TASK DESCRIPTION: From the entries that follow, list every line in which the string "date" appears.
--- Begin WORKING DATA ---
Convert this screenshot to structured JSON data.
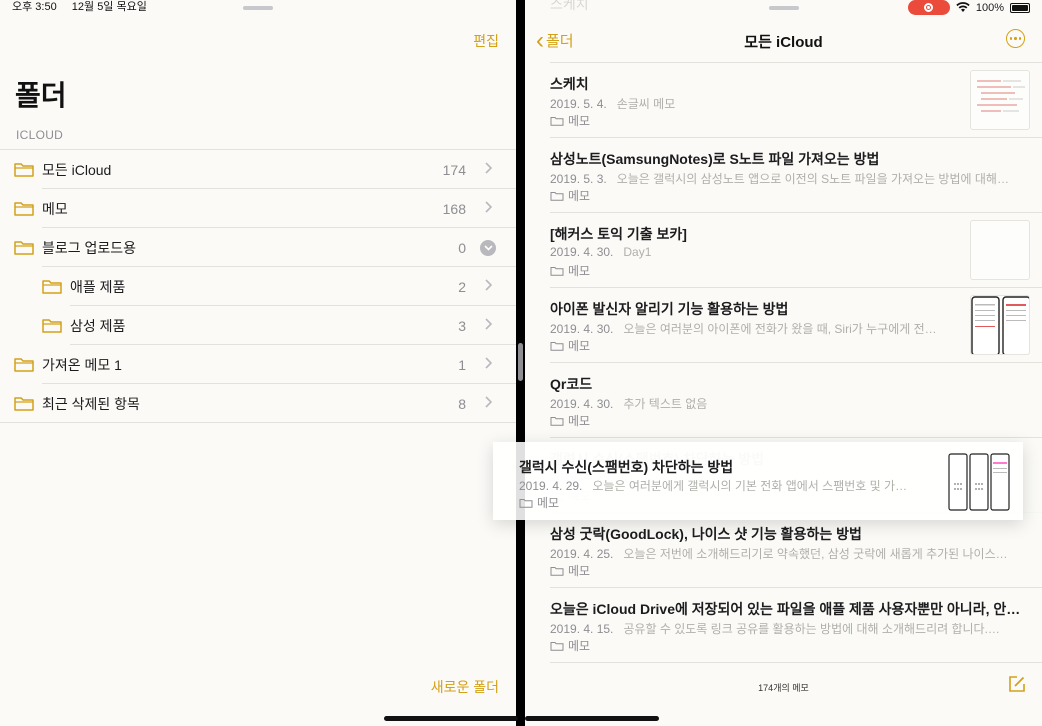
{
  "status_bar": {
    "time": "오후 3:50",
    "date": "12월 5일 목요일",
    "battery": "100%"
  },
  "folders_pane": {
    "edit_label": "편집",
    "title": "폴더",
    "section": "ICLOUD",
    "folders": [
      {
        "name": "모든 iCloud",
        "count": "174",
        "indent": false,
        "expanded": false
      },
      {
        "name": "메모",
        "count": "168",
        "indent": false,
        "expanded": false
      },
      {
        "name": "블로그 업로드용",
        "count": "0",
        "indent": false,
        "expanded": true
      },
      {
        "name": "애플 제품",
        "count": "2",
        "indent": true,
        "expanded": false
      },
      {
        "name": "삼성 제품",
        "count": "3",
        "indent": true,
        "expanded": false
      },
      {
        "name": "가져온 메모 1",
        "count": "1",
        "indent": false,
        "expanded": false
      },
      {
        "name": "최근 삭제된 항목",
        "count": "8",
        "indent": false,
        "expanded": false
      }
    ],
    "new_folder_label": "새로운 폴더"
  },
  "notes_pane": {
    "back_label": "폴더",
    "title": "모든 iCloud",
    "ghost_text": "스케치",
    "notes": [
      {
        "title": "스케치",
        "date": "2019. 5. 4.",
        "preview": "손글씨 메모",
        "folder": "메모",
        "thumb": "sketch"
      },
      {
        "title": "삼성노트(SamsungNotes)로 S노트 파일 가져오는 방법",
        "date": "2019. 5. 3.",
        "preview": "오늘은 갤럭시의 삼성노트 앱으로 이전의 S노트 파일을 가져오는 방법에 대해…",
        "folder": "메모",
        "thumb": ""
      },
      {
        "title": "[해커스 토익 기출 보카]",
        "date": "2019. 4. 30.",
        "preview": "Day1",
        "folder": "메모",
        "thumb": "blank"
      },
      {
        "title": "아이폰 발신자 알리기 기능 활용하는 방법",
        "date": "2019. 4. 30.",
        "preview": "오늘은 여러분의 아이폰에 전화가 왔을 때, Siri가 누구에게 전…",
        "folder": "메모",
        "thumb": "phones"
      },
      {
        "title": "Qr코드",
        "date": "2019. 4. 30.",
        "preview": "추가 텍스트 없음",
        "folder": "메모",
        "thumb": ""
      },
      {
        "title": "갤럭시 수신(스팸번호) 차단하는 방법",
        "date": "2019. 4. 29.",
        "preview": "",
        "folder": "메모",
        "thumb": "",
        "placeholder": true
      },
      {
        "title": "삼성 굿락(GoodLock), 나이스 샷 기능 활용하는 방법",
        "date": "2019. 4. 25.",
        "preview": "오늘은 저번에 소개해드리기로 약속했던, 삼성 굿락에 새롭게 추가된 나이스…",
        "folder": "메모",
        "thumb": "",
        "wide": true
      },
      {
        "title": "오늘은 iCloud Drive에 저장되어 있는 파일을 애플 제품 사용자뿐만 아니라, 안…",
        "date": "2019. 4. 15.",
        "preview": "공유할 수 있도록 링크 공유를 활용하는 방법에 대해 소개해드리려 합니다.…",
        "folder": "메모",
        "thumb": "",
        "wide": true
      }
    ],
    "dragged_note": {
      "title": "갤럭시 수신(스팸번호) 차단하는 방법",
      "date": "2019. 4. 29.",
      "preview": "오늘은 여러분에게 갤럭시의 기본 전화 앱에서 스팸번호 및 가…",
      "folder": "메모"
    },
    "count_label": "174개의 메모"
  },
  "colors": {
    "accent": "#d3a118",
    "background": "#fbfaf7",
    "separator": "#e2e1dc",
    "secondary_text": "#8e8e93",
    "record": "#ea4b3b"
  }
}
--- End WORKING DATA ---
SOLVED EXERCISE:
    "date": "12월 5일 목요일",
        "date": "2019. 5. 4.",
        "date": "2019. 5. 3.",
        "date": "2019. 4. 30.",
        "date": "2019. 4. 30.",
        "date": "2019. 4. 30.",
        "date": "2019. 4. 29.",
        "date": "2019. 4. 25.",
        "date": "2019. 4. 15.",
      "date": "2019. 4. 29.",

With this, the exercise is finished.